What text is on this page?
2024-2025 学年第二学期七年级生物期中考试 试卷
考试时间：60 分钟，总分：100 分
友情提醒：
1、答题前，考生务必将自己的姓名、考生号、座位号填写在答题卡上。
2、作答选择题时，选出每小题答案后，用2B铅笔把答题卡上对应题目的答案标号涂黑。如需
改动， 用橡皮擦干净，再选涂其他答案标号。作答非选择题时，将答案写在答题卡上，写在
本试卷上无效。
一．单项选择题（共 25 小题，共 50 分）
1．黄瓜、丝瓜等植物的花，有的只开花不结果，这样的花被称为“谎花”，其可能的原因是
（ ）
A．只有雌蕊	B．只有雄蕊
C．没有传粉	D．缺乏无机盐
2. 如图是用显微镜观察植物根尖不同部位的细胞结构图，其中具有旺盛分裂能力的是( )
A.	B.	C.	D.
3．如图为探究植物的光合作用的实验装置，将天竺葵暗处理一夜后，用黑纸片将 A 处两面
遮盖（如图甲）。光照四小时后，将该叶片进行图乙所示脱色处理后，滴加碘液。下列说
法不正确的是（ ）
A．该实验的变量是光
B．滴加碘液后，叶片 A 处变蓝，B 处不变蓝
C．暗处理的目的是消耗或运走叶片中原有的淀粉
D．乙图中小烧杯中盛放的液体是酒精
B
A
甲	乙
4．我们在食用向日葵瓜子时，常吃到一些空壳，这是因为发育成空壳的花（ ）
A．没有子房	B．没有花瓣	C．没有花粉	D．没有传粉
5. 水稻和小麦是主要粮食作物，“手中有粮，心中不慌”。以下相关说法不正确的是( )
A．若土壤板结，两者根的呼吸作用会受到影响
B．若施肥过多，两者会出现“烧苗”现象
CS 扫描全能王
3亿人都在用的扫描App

-------------------------

**WHAT IS EXPECTED:** Report how many lines above hold the string "没有传粉", giving nothing but the number.

**CORRECT RESPONSE:** 2